__Task to complete__
Return a copy of every line in the records that includes the word "оснований".

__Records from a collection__
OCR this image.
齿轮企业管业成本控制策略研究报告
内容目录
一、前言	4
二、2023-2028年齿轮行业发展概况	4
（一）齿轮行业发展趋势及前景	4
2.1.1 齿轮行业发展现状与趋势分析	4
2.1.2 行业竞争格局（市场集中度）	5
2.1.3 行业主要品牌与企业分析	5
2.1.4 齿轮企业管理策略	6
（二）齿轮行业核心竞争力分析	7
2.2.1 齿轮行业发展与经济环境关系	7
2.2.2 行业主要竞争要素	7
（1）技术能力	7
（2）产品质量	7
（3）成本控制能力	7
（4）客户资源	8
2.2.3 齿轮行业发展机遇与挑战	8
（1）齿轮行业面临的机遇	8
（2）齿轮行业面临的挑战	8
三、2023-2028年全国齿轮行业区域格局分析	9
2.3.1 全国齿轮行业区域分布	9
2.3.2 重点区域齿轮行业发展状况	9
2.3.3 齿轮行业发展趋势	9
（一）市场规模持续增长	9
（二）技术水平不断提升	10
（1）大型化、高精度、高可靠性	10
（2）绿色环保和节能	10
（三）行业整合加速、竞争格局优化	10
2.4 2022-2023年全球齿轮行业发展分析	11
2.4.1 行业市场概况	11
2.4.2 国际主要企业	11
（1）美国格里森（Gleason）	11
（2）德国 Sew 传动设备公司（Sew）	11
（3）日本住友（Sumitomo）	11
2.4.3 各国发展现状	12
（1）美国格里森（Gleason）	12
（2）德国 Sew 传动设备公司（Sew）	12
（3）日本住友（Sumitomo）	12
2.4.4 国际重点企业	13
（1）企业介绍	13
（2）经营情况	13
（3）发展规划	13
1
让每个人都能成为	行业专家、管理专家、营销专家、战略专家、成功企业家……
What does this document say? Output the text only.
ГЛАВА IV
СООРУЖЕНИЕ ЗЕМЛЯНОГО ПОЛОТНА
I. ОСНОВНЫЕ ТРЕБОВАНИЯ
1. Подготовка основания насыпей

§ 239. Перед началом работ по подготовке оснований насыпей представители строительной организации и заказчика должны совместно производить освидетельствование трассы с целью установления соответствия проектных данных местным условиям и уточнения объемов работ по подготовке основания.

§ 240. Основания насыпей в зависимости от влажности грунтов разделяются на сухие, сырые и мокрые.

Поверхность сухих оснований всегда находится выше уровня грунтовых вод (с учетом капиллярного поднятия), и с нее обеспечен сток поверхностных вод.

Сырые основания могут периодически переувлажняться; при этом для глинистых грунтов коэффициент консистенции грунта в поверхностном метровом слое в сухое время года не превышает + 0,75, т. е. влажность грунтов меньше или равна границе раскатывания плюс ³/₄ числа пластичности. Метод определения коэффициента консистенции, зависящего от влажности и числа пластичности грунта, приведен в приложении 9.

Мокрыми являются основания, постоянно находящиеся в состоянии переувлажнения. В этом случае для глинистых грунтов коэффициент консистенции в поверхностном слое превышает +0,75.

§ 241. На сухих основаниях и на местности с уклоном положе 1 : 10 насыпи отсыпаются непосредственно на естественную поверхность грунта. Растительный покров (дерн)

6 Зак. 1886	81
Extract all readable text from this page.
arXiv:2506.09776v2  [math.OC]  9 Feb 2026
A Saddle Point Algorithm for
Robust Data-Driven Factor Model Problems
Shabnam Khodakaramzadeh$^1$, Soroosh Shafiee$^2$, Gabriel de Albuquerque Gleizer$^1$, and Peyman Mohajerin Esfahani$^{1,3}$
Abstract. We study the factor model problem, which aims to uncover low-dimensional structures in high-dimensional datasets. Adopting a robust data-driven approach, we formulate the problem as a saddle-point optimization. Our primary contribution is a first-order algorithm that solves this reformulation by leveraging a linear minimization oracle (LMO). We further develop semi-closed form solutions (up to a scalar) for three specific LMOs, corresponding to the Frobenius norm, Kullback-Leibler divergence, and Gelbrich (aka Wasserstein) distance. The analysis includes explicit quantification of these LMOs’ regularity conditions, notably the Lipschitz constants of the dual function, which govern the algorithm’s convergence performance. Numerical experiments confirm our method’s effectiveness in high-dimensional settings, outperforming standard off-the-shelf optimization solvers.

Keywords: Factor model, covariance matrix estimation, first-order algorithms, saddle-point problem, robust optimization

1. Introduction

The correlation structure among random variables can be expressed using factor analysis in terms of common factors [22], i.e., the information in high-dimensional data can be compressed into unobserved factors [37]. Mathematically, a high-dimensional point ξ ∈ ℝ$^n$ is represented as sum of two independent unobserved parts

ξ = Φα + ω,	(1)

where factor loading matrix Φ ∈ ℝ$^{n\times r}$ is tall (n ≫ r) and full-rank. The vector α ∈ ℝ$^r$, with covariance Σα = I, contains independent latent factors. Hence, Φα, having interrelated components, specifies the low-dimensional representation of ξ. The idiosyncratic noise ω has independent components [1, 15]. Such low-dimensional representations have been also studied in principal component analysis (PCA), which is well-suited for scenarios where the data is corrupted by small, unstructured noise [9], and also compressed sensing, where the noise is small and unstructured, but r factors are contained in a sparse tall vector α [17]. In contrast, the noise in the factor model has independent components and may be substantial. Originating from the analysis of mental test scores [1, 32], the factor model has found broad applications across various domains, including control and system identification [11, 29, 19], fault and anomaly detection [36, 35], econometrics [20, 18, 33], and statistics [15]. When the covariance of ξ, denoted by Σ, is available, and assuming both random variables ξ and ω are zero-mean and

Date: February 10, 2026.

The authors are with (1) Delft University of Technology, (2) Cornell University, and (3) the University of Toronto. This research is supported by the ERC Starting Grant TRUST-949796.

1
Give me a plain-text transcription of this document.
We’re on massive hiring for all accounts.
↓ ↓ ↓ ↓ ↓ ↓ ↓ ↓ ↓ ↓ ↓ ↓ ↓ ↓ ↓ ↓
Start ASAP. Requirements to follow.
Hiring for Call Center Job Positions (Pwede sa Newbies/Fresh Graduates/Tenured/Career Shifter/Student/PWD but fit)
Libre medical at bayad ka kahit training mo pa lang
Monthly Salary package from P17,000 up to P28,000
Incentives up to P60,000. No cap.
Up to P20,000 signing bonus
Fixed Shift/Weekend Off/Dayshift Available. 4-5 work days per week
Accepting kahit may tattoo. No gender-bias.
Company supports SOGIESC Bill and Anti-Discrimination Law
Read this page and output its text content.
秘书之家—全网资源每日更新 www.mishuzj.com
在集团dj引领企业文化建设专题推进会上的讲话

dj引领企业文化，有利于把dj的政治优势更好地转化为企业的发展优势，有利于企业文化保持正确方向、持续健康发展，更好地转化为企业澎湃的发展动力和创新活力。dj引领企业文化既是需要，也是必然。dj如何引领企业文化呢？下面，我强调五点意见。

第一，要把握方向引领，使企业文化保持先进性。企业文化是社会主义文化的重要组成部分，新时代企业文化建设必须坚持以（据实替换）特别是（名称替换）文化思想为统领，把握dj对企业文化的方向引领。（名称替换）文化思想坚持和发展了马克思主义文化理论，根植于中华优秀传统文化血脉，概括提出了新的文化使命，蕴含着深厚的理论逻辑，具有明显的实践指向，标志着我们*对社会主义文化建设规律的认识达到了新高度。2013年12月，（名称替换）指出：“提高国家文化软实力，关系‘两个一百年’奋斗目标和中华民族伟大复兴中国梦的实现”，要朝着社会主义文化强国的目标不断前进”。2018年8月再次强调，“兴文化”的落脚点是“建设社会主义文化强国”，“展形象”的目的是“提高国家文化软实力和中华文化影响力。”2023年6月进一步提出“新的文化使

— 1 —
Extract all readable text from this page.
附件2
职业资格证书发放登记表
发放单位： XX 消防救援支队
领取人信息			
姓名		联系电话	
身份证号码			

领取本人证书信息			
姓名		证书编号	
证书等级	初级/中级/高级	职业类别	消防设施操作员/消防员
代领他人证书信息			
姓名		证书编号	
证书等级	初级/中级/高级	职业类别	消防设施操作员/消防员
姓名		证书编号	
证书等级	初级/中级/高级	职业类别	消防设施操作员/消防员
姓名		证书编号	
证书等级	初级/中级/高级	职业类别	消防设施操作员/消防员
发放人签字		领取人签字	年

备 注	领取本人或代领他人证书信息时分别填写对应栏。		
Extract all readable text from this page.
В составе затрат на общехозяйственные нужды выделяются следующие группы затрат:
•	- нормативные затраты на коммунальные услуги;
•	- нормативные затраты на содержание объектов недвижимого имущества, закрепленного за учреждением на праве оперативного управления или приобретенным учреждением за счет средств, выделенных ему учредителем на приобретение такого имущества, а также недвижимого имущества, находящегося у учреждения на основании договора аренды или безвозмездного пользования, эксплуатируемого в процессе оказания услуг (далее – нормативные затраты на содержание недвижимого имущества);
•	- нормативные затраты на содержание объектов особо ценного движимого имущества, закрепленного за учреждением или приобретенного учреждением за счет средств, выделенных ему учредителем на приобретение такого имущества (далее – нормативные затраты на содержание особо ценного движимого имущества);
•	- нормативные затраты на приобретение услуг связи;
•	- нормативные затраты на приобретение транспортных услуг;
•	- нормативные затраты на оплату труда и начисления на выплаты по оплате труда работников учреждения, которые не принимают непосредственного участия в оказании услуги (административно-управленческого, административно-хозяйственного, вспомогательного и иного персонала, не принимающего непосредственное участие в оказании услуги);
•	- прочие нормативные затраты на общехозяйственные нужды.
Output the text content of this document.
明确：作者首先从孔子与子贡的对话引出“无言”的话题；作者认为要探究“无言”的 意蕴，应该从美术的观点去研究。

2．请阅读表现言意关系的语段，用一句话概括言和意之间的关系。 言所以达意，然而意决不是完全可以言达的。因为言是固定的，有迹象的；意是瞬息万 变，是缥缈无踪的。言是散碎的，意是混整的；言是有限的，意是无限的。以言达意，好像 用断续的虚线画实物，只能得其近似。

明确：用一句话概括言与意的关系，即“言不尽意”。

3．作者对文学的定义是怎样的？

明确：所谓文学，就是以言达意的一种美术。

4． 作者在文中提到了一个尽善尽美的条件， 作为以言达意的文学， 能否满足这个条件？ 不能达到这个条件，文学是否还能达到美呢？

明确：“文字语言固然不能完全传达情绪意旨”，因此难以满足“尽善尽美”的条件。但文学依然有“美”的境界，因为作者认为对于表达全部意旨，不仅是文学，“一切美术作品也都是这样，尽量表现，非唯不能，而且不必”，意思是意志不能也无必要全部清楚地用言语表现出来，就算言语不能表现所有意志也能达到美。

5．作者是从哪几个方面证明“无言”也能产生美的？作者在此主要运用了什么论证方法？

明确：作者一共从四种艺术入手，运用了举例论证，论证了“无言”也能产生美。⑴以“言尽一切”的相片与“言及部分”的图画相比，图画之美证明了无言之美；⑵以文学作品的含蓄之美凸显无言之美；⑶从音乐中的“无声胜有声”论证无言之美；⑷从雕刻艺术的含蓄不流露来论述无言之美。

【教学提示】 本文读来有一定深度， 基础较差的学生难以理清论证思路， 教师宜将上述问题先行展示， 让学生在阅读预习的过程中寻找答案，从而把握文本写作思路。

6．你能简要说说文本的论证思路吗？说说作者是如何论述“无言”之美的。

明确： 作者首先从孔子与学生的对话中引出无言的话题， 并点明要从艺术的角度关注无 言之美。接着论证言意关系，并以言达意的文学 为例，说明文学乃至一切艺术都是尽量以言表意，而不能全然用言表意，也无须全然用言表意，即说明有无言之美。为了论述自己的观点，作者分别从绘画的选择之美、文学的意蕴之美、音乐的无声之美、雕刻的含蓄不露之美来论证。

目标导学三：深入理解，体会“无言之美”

__Task output__
§ 239. Перед началом работ по подготовке оснований насыпей представители строительной организации и заказчика должны совместно производить освидетельствование трассы с целью установления соответствия проектных данных местным условиям и уточнения объемов работ по подготовке основания.
Поверхность сухих оснований всегда находится выше уровня грунтовых вод (с учетом капиллярного поднятия), и с нее обеспечен сток поверхностных вод.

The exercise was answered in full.